**Instructions for the task**
Return the listing word for word, as given.

┌─ Source records

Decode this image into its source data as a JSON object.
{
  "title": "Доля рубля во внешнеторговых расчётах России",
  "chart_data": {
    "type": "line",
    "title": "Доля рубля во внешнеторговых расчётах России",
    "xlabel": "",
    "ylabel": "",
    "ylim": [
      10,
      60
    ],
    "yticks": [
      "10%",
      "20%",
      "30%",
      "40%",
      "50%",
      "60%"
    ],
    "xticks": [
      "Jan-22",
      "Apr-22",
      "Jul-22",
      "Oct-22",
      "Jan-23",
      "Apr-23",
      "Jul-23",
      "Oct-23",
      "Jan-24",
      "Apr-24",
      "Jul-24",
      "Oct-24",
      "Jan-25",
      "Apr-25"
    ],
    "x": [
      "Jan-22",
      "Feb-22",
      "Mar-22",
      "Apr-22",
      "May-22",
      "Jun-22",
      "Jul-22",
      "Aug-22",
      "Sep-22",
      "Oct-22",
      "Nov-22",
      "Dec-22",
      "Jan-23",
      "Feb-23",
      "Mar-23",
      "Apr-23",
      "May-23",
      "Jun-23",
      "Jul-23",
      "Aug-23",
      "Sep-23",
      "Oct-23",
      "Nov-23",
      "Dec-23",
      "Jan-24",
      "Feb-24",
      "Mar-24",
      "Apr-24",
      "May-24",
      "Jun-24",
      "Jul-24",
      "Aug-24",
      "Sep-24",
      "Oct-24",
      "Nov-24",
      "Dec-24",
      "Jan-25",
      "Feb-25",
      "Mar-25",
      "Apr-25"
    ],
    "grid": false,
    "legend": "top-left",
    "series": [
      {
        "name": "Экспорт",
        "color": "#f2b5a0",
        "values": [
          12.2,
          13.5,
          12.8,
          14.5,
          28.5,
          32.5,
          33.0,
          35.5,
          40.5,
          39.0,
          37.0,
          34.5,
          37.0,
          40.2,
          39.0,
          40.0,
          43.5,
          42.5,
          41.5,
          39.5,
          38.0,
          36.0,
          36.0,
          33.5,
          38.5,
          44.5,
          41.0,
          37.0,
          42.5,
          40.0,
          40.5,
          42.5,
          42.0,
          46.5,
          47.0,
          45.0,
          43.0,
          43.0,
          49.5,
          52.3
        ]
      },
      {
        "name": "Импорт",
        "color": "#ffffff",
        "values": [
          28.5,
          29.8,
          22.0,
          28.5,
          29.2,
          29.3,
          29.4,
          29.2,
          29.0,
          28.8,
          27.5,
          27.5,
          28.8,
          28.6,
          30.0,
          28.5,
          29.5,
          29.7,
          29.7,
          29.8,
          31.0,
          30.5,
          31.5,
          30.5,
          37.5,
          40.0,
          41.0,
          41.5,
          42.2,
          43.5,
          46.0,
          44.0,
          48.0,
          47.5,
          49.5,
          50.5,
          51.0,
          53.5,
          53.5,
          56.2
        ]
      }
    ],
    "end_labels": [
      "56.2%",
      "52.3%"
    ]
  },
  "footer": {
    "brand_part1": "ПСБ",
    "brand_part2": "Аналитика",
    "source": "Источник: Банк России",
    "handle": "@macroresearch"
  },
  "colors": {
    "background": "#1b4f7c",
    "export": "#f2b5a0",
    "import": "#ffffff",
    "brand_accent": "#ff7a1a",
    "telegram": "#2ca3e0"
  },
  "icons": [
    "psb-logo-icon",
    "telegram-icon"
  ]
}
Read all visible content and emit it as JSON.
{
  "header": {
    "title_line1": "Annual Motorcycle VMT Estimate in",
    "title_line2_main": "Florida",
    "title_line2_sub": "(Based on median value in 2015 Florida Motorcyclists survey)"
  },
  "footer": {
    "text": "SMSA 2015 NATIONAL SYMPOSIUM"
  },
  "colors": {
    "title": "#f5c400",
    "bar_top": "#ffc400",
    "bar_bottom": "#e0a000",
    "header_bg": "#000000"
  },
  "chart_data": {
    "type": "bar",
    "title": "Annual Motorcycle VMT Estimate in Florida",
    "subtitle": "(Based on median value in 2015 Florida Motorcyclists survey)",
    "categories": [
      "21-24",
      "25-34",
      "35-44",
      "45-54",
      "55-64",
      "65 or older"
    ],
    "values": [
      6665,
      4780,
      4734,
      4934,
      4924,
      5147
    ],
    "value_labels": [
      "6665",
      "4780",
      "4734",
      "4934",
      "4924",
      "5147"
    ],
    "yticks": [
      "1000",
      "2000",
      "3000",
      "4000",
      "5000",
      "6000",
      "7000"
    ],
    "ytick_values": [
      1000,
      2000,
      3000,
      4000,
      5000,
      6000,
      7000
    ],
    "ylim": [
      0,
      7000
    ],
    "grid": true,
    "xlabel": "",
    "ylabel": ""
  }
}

└─

**Full output**
Decode this image into its source data as a JSON object.
{
  "title": "Доля рубля во внешнеторговых расчётах России",
  "chart_data": {
    "type": "line",
    "title": "Доля рубля во внешнеторговых расчётах России",
    "xlabel": "",
    "ylabel": "",
    "ylim": [
      10,
      60
    ],
    "yticks": [
      "10%",
      "20%",
      "30%",
      "40%",
      "50%",
      "60%"
    ],
    "xticks": [
      "Jan-22",
      "Apr-22",
      "Jul-22",
      "Oct-22",
      "Jan-23",
      "Apr-23",
      "Jul-23",
      "Oct-23",
      "Jan-24",
      "Apr-24",
      "Jul-24",
      "Oct-24",
      "Jan-25",
      "Apr-25"
    ],
    "x": [
      "Jan-22",
      "Feb-22",
      "Mar-22",
      "Apr-22",
      "May-22",
      "Jun-22",
      "Jul-22",
      "Aug-22",
      "Sep-22",
      "Oct-22",
      "Nov-22",
      "Dec-22",
      "Jan-23",
      "Feb-23",
      "Mar-23",
      "Apr-23",
      "May-23",
      "Jun-23",
      "Jul-23",
      "Aug-23",
      "Sep-23",
      "Oct-23",
      "Nov-23",
      "Dec-23",
      "Jan-24",
      "Feb-24",
      "Mar-24",
      "Apr-24",
      "May-24",
      "Jun-24",
      "Jul-24",
      "Aug-24",
      "Sep-24",
      "Oct-24",
      "Nov-24",
      "Dec-24",
      "Jan-25",
      "Feb-25",
      "Mar-25",
      "Apr-25"
    ],
    "grid": false,
    "legend": "top-left",
    "series": [
      {
        "name": "Экспорт",
        "color": "#f2b5a0",
        "values": [
          12.2,
          13.5,
          12.8,
          14.5,
          28.5,
          32.5,
          33.0,
          35.5,
          40.5,
          39.0,
          37.0,
          34.5,
          37.0,
          40.2,
          39.0,
          40.0,
          43.5,
          42.5,
          41.5,
          39.5,
          38.0,
          36.0,
          36.0,
          33.5,
          38.5,
          44.5,
          41.0,
          37.0,
          42.5,
          40.0,
          40.5,
          42.5,
          42.0,
          46.5,
          47.0,
          45.0,
          43.0,
          43.0,
          49.5,
          52.3
        ]
      },
      {
        "name": "Импорт",
        "color": "#ffffff",
        "values": [
          28.5,
          29.8,
          22.0,
          28.5,
          29.2,
          29.3,
          29.4,
          29.2,
          29.0,
          28.8,
          27.5,
          27.5,
          28.8,
          28.6,
          30.0,
          28.5,
          29.5,
          29.7,
          29.7,
          29.8,
          31.0,
          30.5,
          31.5,
          30.5,
          37.5,
          40.0,
          41.0,
          41.5,
          42.2,
          43.5,
          46.0,
          44.0,
          48.0,
          47.5,
          49.5,
          50.5,
          51.0,
          53.5,
          53.5,
          56.2
        ]
      }
    ],
    "end_labels": [
      "56.2%",
      "52.3%"
    ]
  },
  "footer": {
    "brand_part1": "ПСБ",
    "brand_part2": "Аналитика",
    "source": "Источник: Банк России",
    "handle": "@macroresearch"
  },
  "colors": {
    "background": "#1b4f7c",
    "export": "#f2b5a0",
    "import": "#ffffff",
    "brand_accent": "#ff7a1a",
    "telegram": "#2ca3e0"
  },
  "icons": [
    "psb-logo-icon",
    "telegram-icon"
  ]
}
Read all visible content and emit it as JSON.
{
  "header": {
    "title_line1": "Annual Motorcycle VMT Estimate in",
    "title_line2_main": "Florida",
    "title_line2_sub": "(Based on median value in 2015 Florida Motorcyclists survey)"
  },
  "footer": {
    "text": "SMSA 2015 NATIONAL SYMPOSIUM"
  },
  "colors": {
    "title": "#f5c400",
    "bar_top": "#ffc400",
    "bar_bottom": "#e0a000",
    "header_bg": "#000000"
  },
  "chart_data": {
    "type": "bar",
    "title": "Annual Motorcycle VMT Estimate in Florida",
    "subtitle": "(Based on median value in 2015 Florida Motorcyclists survey)",
    "categories": [
      "21-24",
      "25-34",
      "35-44",
      "45-54",
      "55-64",
      "65 or older"
    ],
    "values": [
      6665,
      4780,
      4734,
      4934,
      4924,
      5147
    ],
    "value_labels": [
      "6665",
      "4780",
      "4734",
      "4934",
      "4924",
      "5147"
    ],
    "yticks": [
      "1000",
      "2000",
      "3000",
      "4000",
      "5000",
      "6000",
      "7000"
    ],
    "ytick_values": [
      1000,
      2000,
      3000,
      4000,
      5000,
      6000,
      7000
    ],
    "ylim": [
      0,
      7000
    ],
    "grid": true,
    "xlabel": "",
    "ylabel": ""
  }
}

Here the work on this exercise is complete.